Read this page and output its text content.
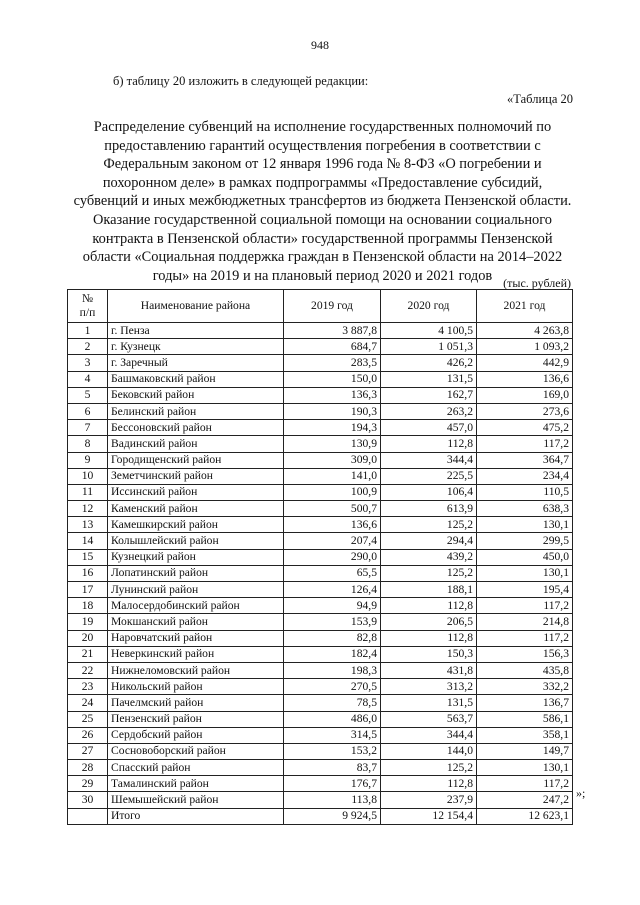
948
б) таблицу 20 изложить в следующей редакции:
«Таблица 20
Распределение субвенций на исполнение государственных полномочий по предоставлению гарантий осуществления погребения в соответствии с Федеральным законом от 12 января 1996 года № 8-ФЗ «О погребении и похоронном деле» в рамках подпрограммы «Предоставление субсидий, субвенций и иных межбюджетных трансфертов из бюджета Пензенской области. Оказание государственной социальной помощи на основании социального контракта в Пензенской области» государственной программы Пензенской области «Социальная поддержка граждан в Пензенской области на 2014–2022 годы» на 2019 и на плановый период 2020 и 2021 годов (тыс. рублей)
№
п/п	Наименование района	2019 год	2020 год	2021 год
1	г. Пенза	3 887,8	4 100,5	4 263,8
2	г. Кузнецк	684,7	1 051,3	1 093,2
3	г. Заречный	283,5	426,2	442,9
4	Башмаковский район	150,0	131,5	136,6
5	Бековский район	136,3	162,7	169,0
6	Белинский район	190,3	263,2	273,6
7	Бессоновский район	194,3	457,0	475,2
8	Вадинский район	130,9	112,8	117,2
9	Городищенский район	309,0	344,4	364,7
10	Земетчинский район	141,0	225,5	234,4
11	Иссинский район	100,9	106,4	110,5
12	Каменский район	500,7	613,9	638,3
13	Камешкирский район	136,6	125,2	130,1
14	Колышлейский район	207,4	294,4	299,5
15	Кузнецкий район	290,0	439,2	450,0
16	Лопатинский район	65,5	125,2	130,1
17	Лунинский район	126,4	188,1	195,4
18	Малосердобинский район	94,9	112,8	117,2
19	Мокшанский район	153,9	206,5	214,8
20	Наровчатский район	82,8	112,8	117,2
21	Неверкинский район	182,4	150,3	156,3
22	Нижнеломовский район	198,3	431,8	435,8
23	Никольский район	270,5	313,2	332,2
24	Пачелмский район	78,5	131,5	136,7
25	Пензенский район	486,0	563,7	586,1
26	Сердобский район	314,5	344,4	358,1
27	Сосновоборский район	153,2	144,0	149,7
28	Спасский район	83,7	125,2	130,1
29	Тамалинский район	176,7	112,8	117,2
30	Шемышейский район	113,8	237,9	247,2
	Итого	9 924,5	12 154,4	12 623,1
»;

==

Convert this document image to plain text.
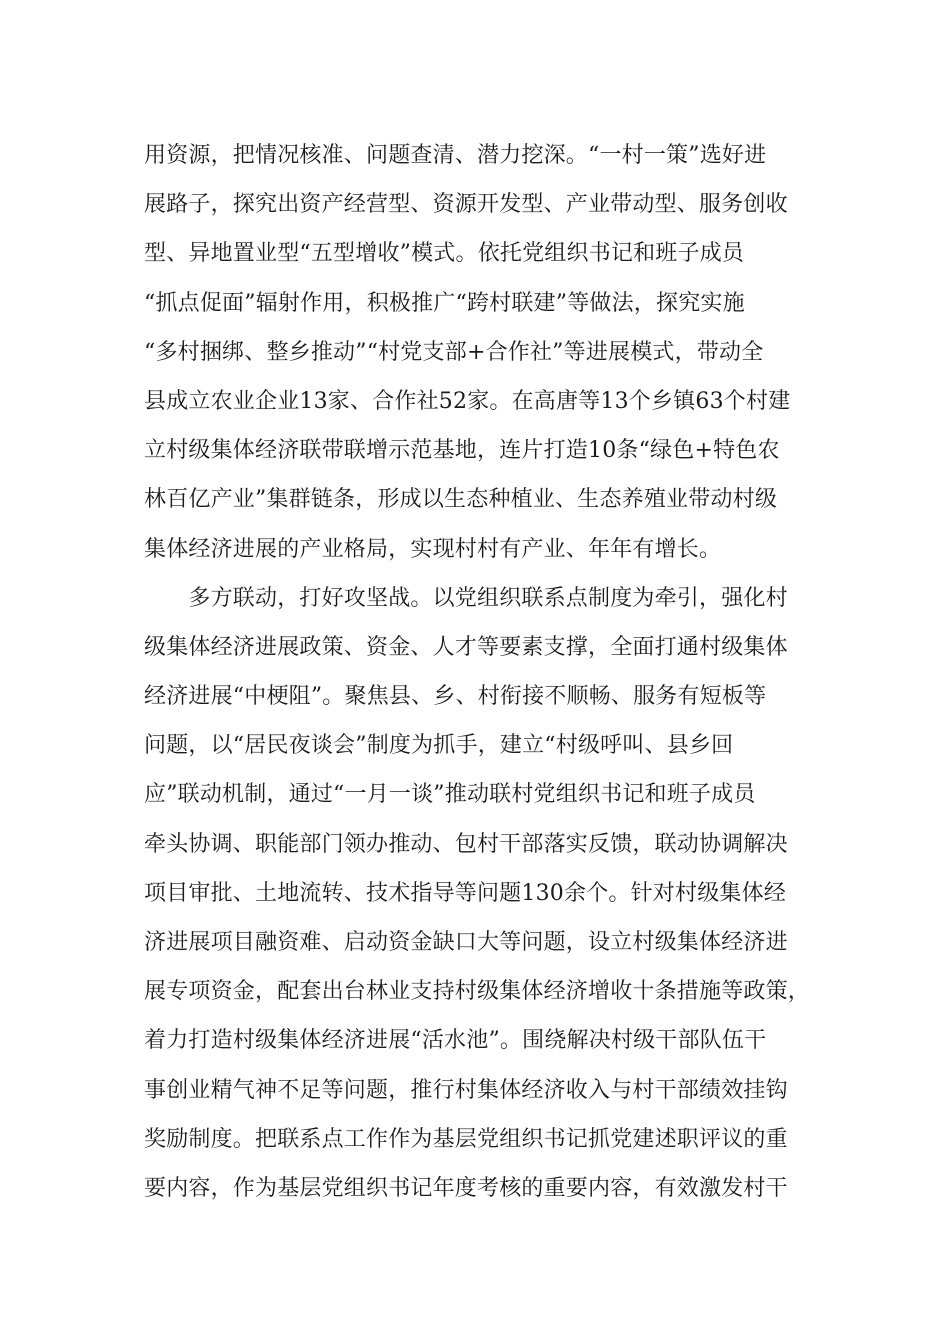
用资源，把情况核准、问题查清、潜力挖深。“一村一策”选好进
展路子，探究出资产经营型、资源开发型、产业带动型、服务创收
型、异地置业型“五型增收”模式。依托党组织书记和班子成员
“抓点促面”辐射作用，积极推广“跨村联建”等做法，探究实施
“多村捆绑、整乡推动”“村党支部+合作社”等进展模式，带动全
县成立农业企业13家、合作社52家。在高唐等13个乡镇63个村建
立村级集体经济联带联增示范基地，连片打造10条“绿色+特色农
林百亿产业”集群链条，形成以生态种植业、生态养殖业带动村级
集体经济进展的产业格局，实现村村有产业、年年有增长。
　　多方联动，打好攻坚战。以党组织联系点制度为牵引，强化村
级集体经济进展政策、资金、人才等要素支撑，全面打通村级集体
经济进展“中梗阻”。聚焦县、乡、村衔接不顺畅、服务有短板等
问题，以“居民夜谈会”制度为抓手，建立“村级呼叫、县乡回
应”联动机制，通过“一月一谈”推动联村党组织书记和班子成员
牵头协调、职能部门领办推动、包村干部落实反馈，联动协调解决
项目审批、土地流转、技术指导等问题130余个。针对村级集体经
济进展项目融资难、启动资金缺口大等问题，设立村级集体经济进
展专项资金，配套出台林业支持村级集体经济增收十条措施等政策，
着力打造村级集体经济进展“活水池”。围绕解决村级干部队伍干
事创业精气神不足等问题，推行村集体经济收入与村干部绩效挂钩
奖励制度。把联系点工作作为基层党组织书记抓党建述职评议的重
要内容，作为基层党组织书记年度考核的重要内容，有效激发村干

#### REQUIRED WORK:
Copy out every line of the listing that includes the string "this".

#### EXERCISE SOLUTION:
Read this page and output its text content.
Convert this document image to plain text.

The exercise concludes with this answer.